'''

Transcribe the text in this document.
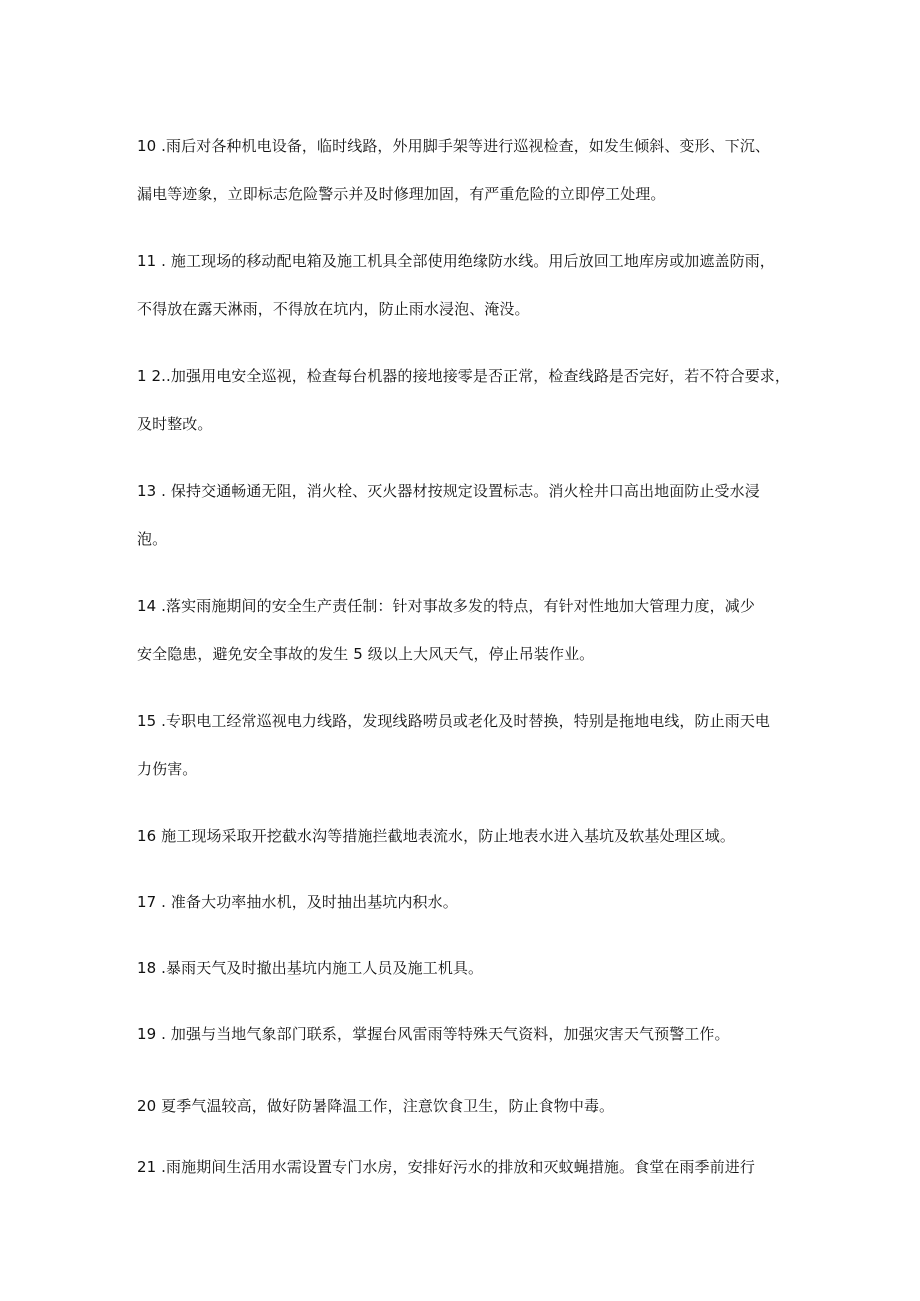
10 .雨后对各种机电设备，临时线路，外用脚手架等进行巡视检查，如发生倾斜、变形、下沉、
漏电等迹象，立即标志危险警示并及时修理加固，有严重危险的立即停工处理。
11 . 施工现场的移动配电箱及施工机具全部使用绝缘防水线。用后放回工地库房或加遮盖防雨，
不得放在露天淋雨，不得放在坑内，防止雨水浸泡、淹没。
1 2..加强用电安全巡视，检查每台机器的接地接零是否正常，检查线路是否完好，若不符合要求，
及时整改。
13 . 保持交通畅通无阻，消火栓、灭火器材按规定设置标志。消火栓井口高出地面防止受水浸
泡。
14 .落实雨施期间的安全生产责任制：针对事故多发的特点，有针对性地加大管理力度，减少
安全隐患，避免安全事故的发生 5 级以上大风天气，停止吊装作业。
15 .专职电工经常巡视电力线路，发现线路唠员或老化及时替换，特别是拖地电线，防止雨天电
力伤害。
16 施工现场采取开挖截水沟等措施拦截地表流水，防止地表水进入基坑及软基处理区域。
17 . 准备大功率抽水机，及时抽出基坑内积水。
18 .暴雨天气及时撤出基坑内施工人员及施工机具。
19 . 加强与当地气象部门联系，掌握台风雷雨等特殊天气资料，加强灾害天气预警工作。
20 夏季气温较高，做好防暑降温工作，注意饮食卫生，防止食物中毒。
21 .雨施期间生活用水需设置专门水房，安排好污水的排放和灭蚊蝇措施。食堂在雨季前进行
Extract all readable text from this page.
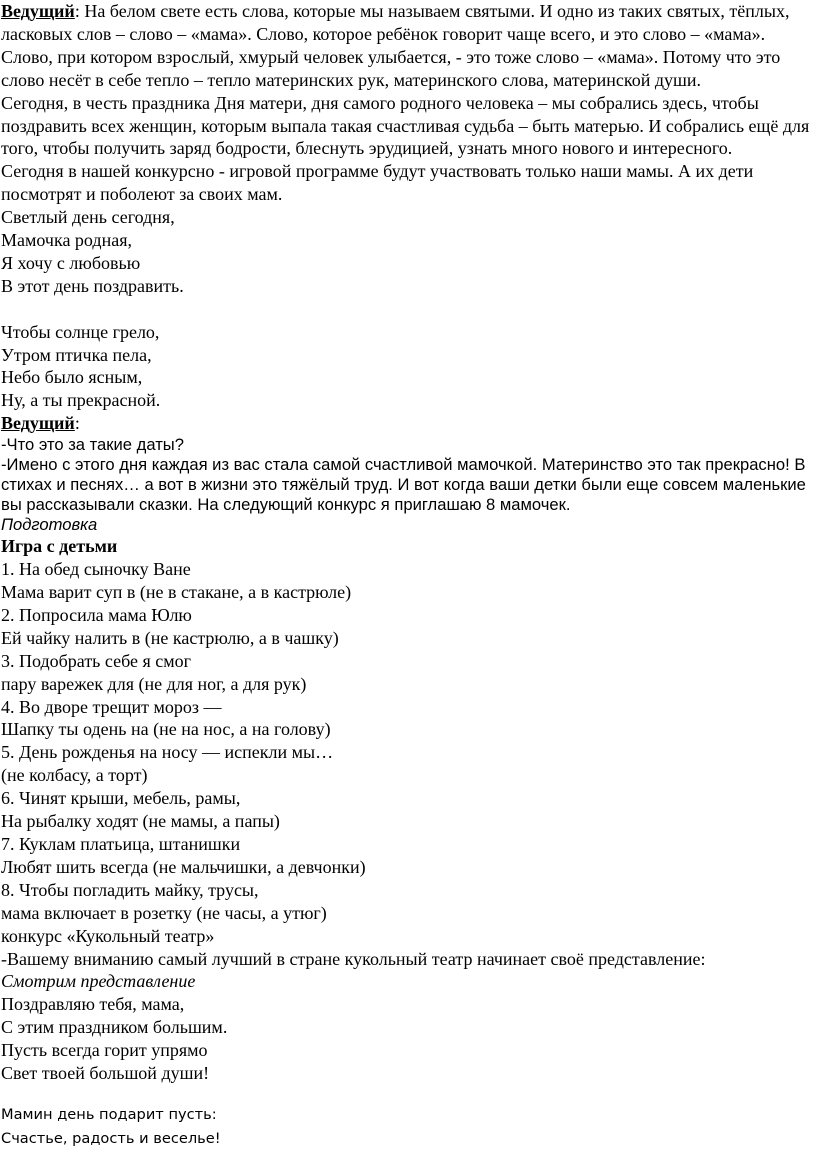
Ведущий: На белом свете есть слова, которые мы называем святыми. И одно из таких святых, тёплых, ласковых слов – слово – «мама». Слово, которое ребёнок говорит чаще всего, и это слово – «мама». Слово, при котором взрослый, хмурый человек улыбается, - это тоже слово – «мама». Потому что это слово несёт в себе тепло – тепло материнских рук, материнского слова, материнской души.

Сегодня, в честь праздника Дня матери, дня самого родного человека – мы собрались здесь, чтобы поздравить всех женщин, которым выпала такая счастливая судьба – быть матерью. И собрались ещё для того, чтобы получить заряд бодрости, блеснуть эрудицией, узнать много нового и интересного.

Сегодня в нашей конкурсно - игровой программе будут участвовать только наши мамы. А их дети посмотрят и поболеют за своих мам.

Светлый день сегодня,

Мамочка родная,

Я хочу с любовью

В этот день поздравить.

Чтобы солнце грело,

Утром птичка пела,

Небо было ясным,

Ну, а ты прекрасной.

Ведущий:

-Что это за такие даты?

-Имено с этого дня каждая из вас стала самой счастливой мамочкой. Материнство это так прекрасно! В стихах и песнях… а вот в жизни это тяжёлый труд. И вот когда ваши детки были еще совсем маленькие вы рассказывали сказки. На следующий конкурс я приглашаю 8 мамочек.

Подготовка

Игра с детьми

1. На обед сыночку Ване

Мама варит суп в (не в стакане, а в кастрюле)

2. Попросила мама Юлю

Ей чайку налить в (не кастрюлю, а в чашку)

3. Подобрать себе я смог

пару варежек для (не для ног, а для рук)

4. Во дворе трещит мороз —

Шапку ты одень на (не на нос, а на голову)

5. День рожденья на носу — испекли мы…

(не колбасу, а торт)

6. Чинят крыши, мебель, рамы,

На рыбалку ходят (не мамы, а папы)

7. Куклам платьица, штанишки

Любят шить всегда (не мальчишки, а девчонки)

8. Чтобы погладить майку, трусы,

мама включает в розетку (не часы, а утюг)

конкурс «Кукольный театр»

-Вашему вниманию самый лучший в стране кукольный театр начинает своё представление:

Смотрим представление

Поздравляю тебя, мама,

С этим праздником большим.

Пусть всегда горит упрямо

Свет твоей большой души!

Мамин день подарит пусть:

Счастье, радость и веселье!
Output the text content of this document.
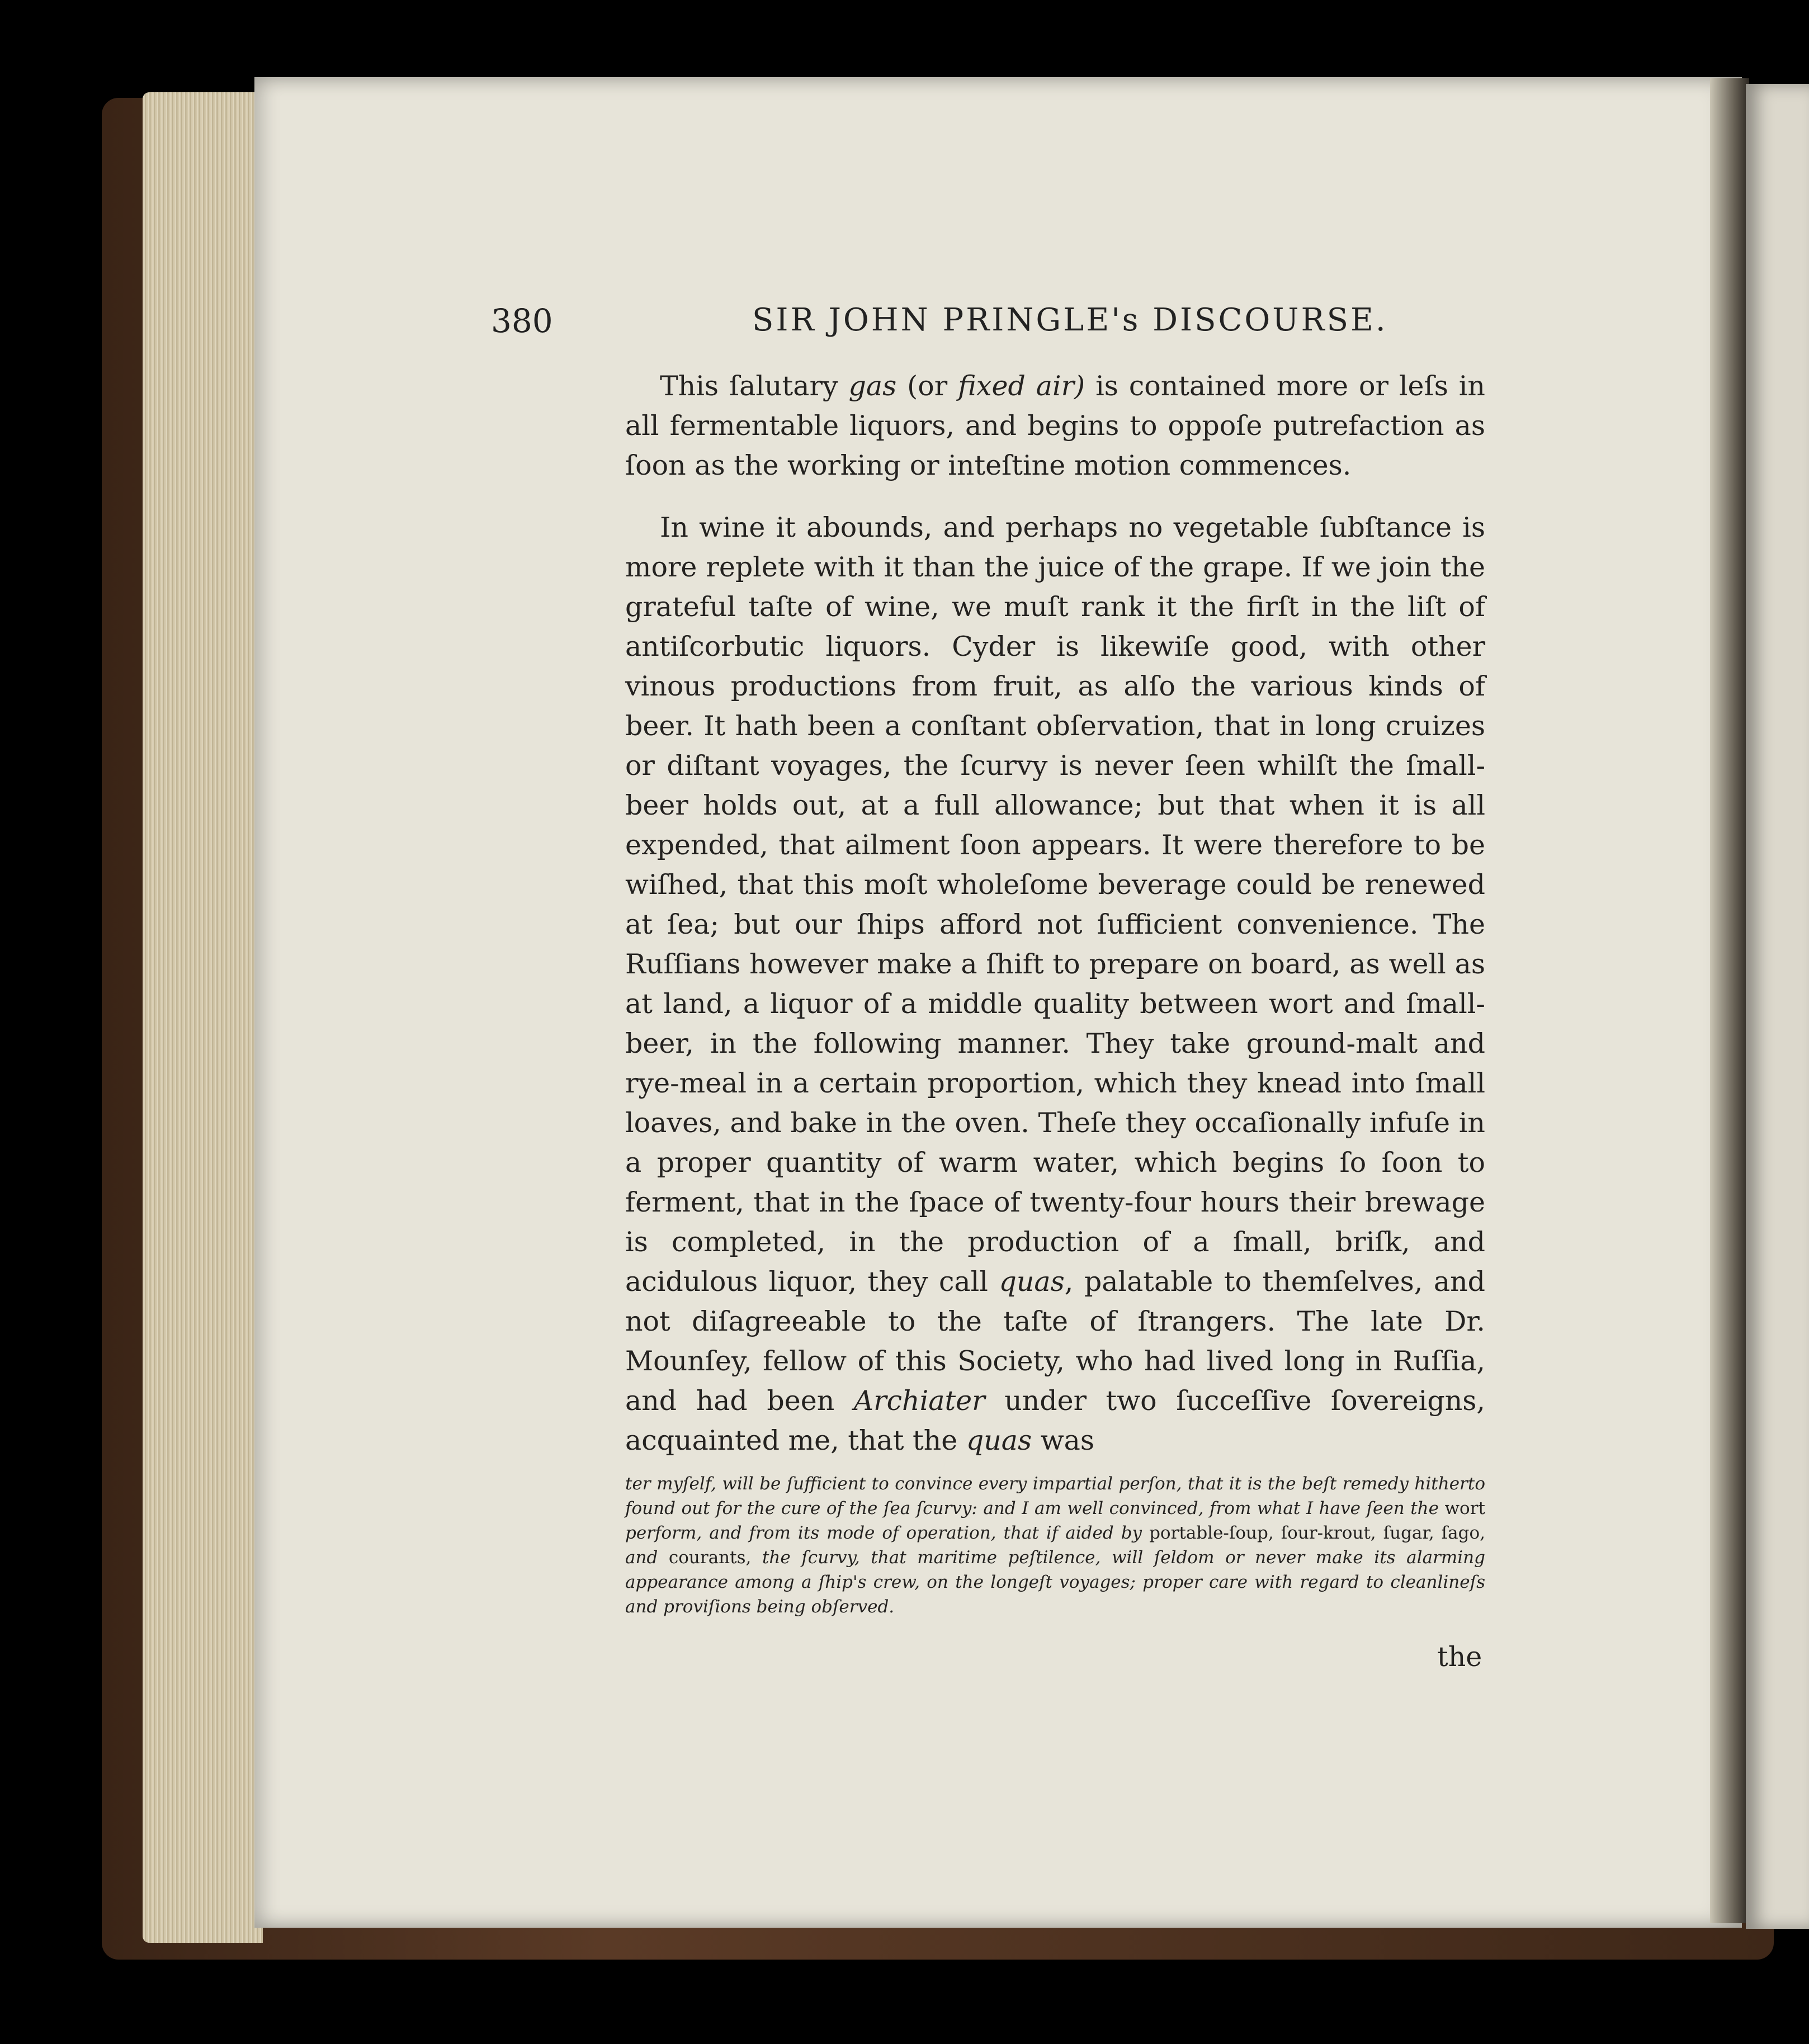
380	SIR JOHN PRINGLE's DISCOURSE.

This ſalutary gas (or fixed air) is contained more or leſs in all fermentable liquors, and begins to oppoſe putrefaction as ſoon as the working or inteſtine motion commences.

In wine it abounds, and perhaps no vegetable ſubſtance is more replete with it than the juice of the grape. If we join the grateful taſte of wine, we muſt rank it the firſt in the liſt of antiſcorbutic liquors. Cyder is likewiſe good, with other vinous productions from fruit, as alſo the various kinds of beer. It hath been a conſtant obſervation, that in long cruizes or diſtant voyages, the ſcurvy is never ſeen whilſt the ſmall-beer holds out, at a full allowance; but that when it is all expended, that ailment ſoon appears. It were therefore to be wiſhed, that this moſt wholeſome beverage could be renewed at ſea; but our ſhips afford not ſufficient convenience. The Ruſſians however make a ſhift to prepare on board, as well as at land, a liquor of a middle quality between wort and ſmall-beer, in the following manner. They take ground-malt and rye-meal in a certain proportion, which they knead into ſmall loaves, and bake in the oven. Theſe they occaſionally infuſe in a proper quantity of warm water, which begins ſo ſoon to ferment, that in the ſpace of twenty-four hours their brewage is completed, in the production of a ſmall, briſk, and acidulous liquor, they call quas, palatable to themſelves, and not diſagreeable to the taſte of ſtrangers. The late Dr. Mounſey, fellow of this Society, who had lived long in Ruſſia, and had been Archiater under two ſucceſſive ſovereigns, acquainted me, that the quas was

ter myſelf, will be ſufficient to convince every impartial perſon, that it is the beſt remedy hitherto found out for the cure of the ſea ſcurvy: and I am well convinced, from what I have ſeen the wort perform, and from its mode of operation, that if aided by portable-ſoup, ſour-krout, ſugar, ſago, and courants, the ſcurvy, that maritime peſtilence, will ſeldom or never make its alarming appearance among a ſhip's crew, on the longeſt voyages; proper care with regard to cleanlineſs and proviſions being obſerved.
the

'''

Exercise details
Copy each line of the preceding data that contains the string "text".

Solution
Transcribe the text in this document.
Extract all readable text from this page.
Output the text content of this document.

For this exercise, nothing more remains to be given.